------ Texte de la page ------

Fonction publique : fin des salaires fantômes d’ici 2027

 

Un briefing presse s’est tenu ce lundi 18 mai 2026 au Studio Maman Angebi de la RTNC à Kinshasa, autour du thème « La Fonction publique en chiffres : enjeux et perspectives ». La rencontre a été animée par le Vice-Premier ministre en charge de la Fonction publique, Jean-Pierre Liahu Ebua, aux côtés du ministre de la Communication et Médias, Patrick Muyaya Katembwe.
Au cours de son intervention, Jean-Pierre Liahu Ebua a annoncé une réforme majeure du système de rémunération dans l’administration publique. « D’ici 2027, nous n’allons plus rémunérer les numéros matricules. C’est terminé. Nous allons rémunérer ceux qui prestent », a-t-il déclaré, dénonçant un système marqué par de nombreuses irrégularités.
UN SYSTEME JUGE INJUSTE
Le VPM a regretté que certains agents inscrits dans les fichiers de l’État perçoivent un salaire sans travailler, tandis que d’autres, pourtant actifs, ne soient pas rémunérés. « Ceux qui prestent réellement ne touchent pas de salaire », a-t-il déploré, qualifiant cette situation d’injustice.

------

**Consigne de travail 1:**
Recopiez à l'identique le passage de l'article sur la Fonction publique qui commence à « Au cours de » et se termine à « de nombreuses irrégularités. ».
**Consigne de travail 2:**
Poursuivez l'article sur la Fonction publique à la suite de sa dernière phrase.

------ Données étudiées ------

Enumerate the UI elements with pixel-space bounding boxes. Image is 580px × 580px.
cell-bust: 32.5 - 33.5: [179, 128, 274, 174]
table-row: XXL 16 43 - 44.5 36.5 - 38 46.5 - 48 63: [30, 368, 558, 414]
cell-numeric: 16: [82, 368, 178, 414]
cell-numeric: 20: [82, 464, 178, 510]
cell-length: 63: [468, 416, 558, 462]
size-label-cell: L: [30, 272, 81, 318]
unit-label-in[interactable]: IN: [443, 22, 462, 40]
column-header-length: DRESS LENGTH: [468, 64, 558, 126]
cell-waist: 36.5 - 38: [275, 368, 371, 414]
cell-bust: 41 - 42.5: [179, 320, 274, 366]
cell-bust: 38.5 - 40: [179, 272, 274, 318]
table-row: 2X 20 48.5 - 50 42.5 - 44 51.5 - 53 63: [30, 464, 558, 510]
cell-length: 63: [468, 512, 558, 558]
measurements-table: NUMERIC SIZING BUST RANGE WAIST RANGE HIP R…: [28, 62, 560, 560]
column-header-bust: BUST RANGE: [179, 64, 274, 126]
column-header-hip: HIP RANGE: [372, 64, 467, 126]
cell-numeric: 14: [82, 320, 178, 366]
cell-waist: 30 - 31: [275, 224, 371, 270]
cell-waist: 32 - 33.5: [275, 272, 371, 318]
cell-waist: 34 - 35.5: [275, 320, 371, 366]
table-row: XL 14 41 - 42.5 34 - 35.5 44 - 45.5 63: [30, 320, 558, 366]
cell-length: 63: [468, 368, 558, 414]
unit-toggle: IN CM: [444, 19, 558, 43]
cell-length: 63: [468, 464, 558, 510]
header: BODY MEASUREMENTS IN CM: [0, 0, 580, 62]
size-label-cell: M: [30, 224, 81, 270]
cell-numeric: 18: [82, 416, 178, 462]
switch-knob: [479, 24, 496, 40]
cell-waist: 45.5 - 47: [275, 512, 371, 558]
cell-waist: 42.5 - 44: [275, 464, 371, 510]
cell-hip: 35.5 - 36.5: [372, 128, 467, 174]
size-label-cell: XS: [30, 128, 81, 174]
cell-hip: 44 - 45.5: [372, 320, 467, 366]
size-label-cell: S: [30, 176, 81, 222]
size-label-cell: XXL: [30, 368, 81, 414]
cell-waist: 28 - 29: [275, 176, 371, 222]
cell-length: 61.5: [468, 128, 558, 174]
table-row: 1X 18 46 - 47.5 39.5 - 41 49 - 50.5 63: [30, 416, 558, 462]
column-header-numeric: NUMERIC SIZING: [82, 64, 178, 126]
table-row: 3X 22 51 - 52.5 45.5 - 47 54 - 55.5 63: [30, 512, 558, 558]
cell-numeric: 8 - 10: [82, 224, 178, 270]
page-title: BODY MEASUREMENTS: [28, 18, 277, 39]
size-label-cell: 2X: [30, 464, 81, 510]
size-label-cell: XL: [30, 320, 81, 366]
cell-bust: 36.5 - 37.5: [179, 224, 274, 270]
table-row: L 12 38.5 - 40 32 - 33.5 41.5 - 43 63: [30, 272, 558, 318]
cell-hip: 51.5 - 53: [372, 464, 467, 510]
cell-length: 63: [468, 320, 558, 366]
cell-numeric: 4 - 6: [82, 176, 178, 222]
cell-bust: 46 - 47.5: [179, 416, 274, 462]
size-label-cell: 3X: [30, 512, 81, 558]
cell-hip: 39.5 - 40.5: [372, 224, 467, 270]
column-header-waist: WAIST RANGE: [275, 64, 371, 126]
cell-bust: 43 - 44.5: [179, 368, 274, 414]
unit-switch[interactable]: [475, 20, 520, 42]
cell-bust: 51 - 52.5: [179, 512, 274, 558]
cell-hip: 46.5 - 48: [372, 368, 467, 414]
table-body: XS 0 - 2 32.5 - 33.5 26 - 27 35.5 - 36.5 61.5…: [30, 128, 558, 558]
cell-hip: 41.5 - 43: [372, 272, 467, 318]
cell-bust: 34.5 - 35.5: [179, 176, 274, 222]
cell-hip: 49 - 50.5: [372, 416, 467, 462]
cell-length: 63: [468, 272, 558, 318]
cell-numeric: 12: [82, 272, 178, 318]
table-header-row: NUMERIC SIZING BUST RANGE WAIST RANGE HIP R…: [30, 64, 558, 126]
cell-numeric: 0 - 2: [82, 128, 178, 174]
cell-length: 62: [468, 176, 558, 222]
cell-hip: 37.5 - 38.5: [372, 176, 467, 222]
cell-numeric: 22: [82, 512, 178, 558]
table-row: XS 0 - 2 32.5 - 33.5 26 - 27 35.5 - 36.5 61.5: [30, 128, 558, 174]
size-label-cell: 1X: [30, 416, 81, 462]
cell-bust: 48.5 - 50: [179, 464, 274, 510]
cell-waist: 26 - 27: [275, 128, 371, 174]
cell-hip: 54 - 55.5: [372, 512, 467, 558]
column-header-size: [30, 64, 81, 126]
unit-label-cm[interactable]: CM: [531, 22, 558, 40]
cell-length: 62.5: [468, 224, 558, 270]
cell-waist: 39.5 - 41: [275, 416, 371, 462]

------

**Corrigé 1:**
Au cours de son intervention, Jean-Pierre Liahu Ebua a annoncé une réforme majeure du système de rémunération dans l’administration publique. « D’ici 2027, nous n’allons plus rémunérer les numéros matricules. C’est terminé. Nous allons rémunérer ceux qui prestent », a-t-il déclaré, dénonçant un système marqué par de nombreuses irrégularités.

**Corrigé 2:**
LE PROCESSUS DE MECANISATION EN COURS
Pour corriger ces déséquilibres, le gouvernement a engagé un processus de mécanisation, consistant à inscrire les agents dans le fichier de paie. À ce jour, 197 000 agents ont déjà été mécanisés. « Lorsque je suis arrivé, il y avait 182 000 fonctionnaires mécanisés depuis 1960. Nous en avons ajouté 197 000 en quelques années », a précisé le ministre.
Cette opération se poursuivra, mais seuls les agents effectivement actifs seront pris en compte. L’objectif est d’assainir le fichier de paie et de garantir plus de justice dans la rémunération des agents publics.
UNE VOLONTE POLITIQUE AFFIRMEE
Jean-Pierre Liahu Ebua a souligné que cette réforme répond à la volonté du chef de l’État de ne laisser aucun agent public victime d’injustice salariale. D’ici 2027, tous les agents qui prestent devraient être effectivement payés, grâce aux économies générées par l’assainissement du système. Le gouvernement entend ainsi mettre fin aux abus et instaurer une gestion plus transparente et équitable de la Fonction publique.